### CONSIGNE 1
Reproduisez à l'identique les lignes des enregistrements, depuis leur début jusqu'à la ligne contenant « map-label-b210: B 210 », celle-ci comprise.

_ _ _ _ _

Antigua, bout du monde (oh ! la dernière auberge)

On aurait pu accoster sur Moustique, c'est sur Antigua que l'on atterrit : de l'île des milliardaires l'on passe à des terres plus ardues. C'est une ancienne possession britannique, perdue entre les îles vierges et les antilles françaises, entre l'Atlantique et la mer des Caraïbes, à quelques encablures de Cuba.

En arrivant de New York au coeur de l'hiver, passant de l'allée abritée du soleil pour sortir de la piste aux lentes vérifications des services de douane et d'immigration, on change instantanément de temps - celui qu'il fait, beaucoup plus doux, et celui qui passe, infiniment plus étiré. Etapes successives qui dessinent une progressive réacclimatation à l'autre monde, dont le voyageur sait bien qu'il serait vain de lui opposer encore, fût-ce le temps d'interminables formalités administratives, le tempo de l'Occident.

De Winthorpes Bay en passant par Old Parham Road, Saint Johns puis la route de la Vallée, on traverse l'île du nord-est au sud-ouest pour atteindre Coco Beach, logée dans un retrait de la côté entre Valley Church et Fryes Bay. Passé les édifices institutionnels qui bordent l'aéroport, dont le caractère un brin surfait masque mal l'illusion de grandeur qu'ils souhaiteraient encore afficher entre des stucs impeccables et des jardins trop proprets, on plonge dans l'intérieur.

Là, tout au long d'une route étroite et défoncée, entre de rares constructions en dur et des ateliers désuets, les masures en bois succèdent aux cabanons de tôle, séparées par des clôtures bancales que matérialisent tantôt quelques planches mises bout à bout, de guingois, tantôt une rangée de linge paressant entre deux souffles de vent, tantôt encore un chétif maquis d'hibiscus. On ne sait plus très bien alors, entre un arrêt de bus et un carrefour improbable, une rangée de maisons et un terrain vague, si les portes entrouvertes servent à mieux scruter la rue ou si elles ne font que marquer l'absence de réelle séparation avec une nature omniprésente et sauvage, des forêts denses qui recouvrent les collines aux élevages qui végètent à l'écart.

_ _ _ _ _

### CONSIGNE 2
D'après le texte sur Antigua, quelle plage atteint-on en traversant l'île du nord-est au sud-ouest ?

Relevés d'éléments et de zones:
_ _ _ _ _

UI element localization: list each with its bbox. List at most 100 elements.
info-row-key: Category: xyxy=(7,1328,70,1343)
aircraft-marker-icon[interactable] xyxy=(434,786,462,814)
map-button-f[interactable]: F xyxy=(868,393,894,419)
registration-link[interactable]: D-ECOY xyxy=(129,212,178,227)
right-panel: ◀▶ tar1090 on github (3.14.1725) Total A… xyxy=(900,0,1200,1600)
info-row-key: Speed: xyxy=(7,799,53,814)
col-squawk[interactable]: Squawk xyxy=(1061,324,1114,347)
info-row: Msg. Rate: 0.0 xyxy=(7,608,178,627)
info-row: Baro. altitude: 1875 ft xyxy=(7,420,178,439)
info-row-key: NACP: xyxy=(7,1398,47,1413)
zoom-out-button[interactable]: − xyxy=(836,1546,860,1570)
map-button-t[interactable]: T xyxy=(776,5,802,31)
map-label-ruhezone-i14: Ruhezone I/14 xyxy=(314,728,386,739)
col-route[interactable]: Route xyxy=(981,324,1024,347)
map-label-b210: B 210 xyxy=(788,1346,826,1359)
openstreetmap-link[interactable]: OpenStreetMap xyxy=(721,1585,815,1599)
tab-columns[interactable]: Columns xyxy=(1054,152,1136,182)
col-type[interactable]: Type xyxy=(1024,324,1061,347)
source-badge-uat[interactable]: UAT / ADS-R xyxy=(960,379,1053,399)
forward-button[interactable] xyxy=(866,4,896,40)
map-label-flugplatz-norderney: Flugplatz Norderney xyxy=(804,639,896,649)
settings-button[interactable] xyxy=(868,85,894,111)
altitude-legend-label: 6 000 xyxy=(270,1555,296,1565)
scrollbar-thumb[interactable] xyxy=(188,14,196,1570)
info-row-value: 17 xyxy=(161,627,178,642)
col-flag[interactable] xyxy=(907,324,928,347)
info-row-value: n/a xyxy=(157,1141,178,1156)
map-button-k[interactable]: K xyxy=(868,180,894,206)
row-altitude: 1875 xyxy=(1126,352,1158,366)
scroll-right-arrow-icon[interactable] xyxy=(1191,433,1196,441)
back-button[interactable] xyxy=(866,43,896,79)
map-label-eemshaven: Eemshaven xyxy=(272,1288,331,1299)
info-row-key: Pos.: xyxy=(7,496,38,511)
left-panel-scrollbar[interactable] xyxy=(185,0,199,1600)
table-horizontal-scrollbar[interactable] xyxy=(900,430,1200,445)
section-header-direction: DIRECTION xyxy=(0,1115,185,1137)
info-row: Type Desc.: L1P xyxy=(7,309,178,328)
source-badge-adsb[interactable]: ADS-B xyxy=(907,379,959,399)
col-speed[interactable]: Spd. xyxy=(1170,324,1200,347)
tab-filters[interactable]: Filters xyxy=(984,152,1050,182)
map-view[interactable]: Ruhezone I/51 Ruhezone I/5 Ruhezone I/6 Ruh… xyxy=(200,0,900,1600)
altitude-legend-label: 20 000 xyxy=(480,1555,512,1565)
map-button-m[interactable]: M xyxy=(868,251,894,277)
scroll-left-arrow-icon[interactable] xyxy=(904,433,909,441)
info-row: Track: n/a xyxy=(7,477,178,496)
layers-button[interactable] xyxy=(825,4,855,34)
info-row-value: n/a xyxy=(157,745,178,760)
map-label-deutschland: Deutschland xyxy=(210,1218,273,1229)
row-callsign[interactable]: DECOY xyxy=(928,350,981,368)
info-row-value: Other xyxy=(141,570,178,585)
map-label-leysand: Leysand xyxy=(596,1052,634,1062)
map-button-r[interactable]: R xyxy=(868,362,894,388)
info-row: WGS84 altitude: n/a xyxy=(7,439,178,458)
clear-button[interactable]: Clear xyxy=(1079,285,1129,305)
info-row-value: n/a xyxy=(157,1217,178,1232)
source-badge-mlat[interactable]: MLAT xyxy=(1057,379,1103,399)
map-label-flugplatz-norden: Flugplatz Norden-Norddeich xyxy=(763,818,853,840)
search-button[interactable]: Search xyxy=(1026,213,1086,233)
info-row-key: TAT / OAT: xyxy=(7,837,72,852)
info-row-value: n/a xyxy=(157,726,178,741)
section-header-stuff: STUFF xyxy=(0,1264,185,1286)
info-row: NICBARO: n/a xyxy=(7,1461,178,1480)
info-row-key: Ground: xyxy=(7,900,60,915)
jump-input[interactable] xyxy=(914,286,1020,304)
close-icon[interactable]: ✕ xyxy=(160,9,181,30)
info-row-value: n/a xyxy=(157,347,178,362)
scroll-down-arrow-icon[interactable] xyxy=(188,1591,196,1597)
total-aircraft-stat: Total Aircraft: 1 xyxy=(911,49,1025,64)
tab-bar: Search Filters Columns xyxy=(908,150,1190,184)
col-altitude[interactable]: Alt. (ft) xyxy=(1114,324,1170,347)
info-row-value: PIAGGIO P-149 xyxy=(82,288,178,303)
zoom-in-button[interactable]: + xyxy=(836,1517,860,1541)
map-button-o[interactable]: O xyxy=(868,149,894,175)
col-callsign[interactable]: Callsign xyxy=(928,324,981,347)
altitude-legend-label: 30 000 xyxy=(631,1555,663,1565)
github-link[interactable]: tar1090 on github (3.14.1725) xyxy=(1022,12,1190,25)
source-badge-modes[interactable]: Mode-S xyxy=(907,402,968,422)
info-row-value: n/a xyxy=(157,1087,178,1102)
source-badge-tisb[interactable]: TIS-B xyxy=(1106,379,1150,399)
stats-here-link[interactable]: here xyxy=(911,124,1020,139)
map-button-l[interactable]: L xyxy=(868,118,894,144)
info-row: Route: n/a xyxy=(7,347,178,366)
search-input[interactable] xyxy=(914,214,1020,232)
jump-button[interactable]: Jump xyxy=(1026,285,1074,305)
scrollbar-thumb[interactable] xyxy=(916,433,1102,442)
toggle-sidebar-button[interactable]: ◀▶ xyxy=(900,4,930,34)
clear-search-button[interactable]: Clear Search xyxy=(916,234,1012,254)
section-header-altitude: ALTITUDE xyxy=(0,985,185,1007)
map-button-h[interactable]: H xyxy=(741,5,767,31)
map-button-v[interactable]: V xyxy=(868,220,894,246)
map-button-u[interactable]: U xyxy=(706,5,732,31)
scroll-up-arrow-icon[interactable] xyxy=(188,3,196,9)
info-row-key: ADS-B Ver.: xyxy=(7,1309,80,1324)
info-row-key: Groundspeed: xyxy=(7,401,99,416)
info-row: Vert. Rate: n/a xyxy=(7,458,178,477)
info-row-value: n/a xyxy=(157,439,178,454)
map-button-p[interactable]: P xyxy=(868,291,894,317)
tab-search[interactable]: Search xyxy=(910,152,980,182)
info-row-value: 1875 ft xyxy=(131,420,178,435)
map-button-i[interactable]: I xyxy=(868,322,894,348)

_ _ _ _ _

### RÉPONSE COMPLÈTE 1
UI element localization: list each with its bbox. List at most 100 elements.
info-row-key: Category: xyxy=(7,1328,70,1343)
aircraft-marker-icon[interactable] xyxy=(434,786,462,814)
map-button-f[interactable]: F xyxy=(868,393,894,419)
registration-link[interactable]: D-ECOY xyxy=(129,212,178,227)
right-panel: ◀▶ tar1090 on github (3.14.1725) Total A… xyxy=(900,0,1200,1600)
info-row-key: Speed: xyxy=(7,799,53,814)
col-squawk[interactable]: Squawk xyxy=(1061,324,1114,347)
info-row: Msg. Rate: 0.0 xyxy=(7,608,178,627)
info-row: Baro. altitude: 1875 ft xyxy=(7,420,178,439)
info-row-key: NACP: xyxy=(7,1398,47,1413)
zoom-out-button[interactable]: − xyxy=(836,1546,860,1570)
map-button-t[interactable]: T xyxy=(776,5,802,31)
map-label-ruhezone-i14: Ruhezone I/14 xyxy=(314,728,386,739)
col-route[interactable]: Route xyxy=(981,324,1024,347)
map-label-b210: B 210 xyxy=(788,1346,826,1359)

### RÉPONSE COMPLÈTE 2
Coco Beach.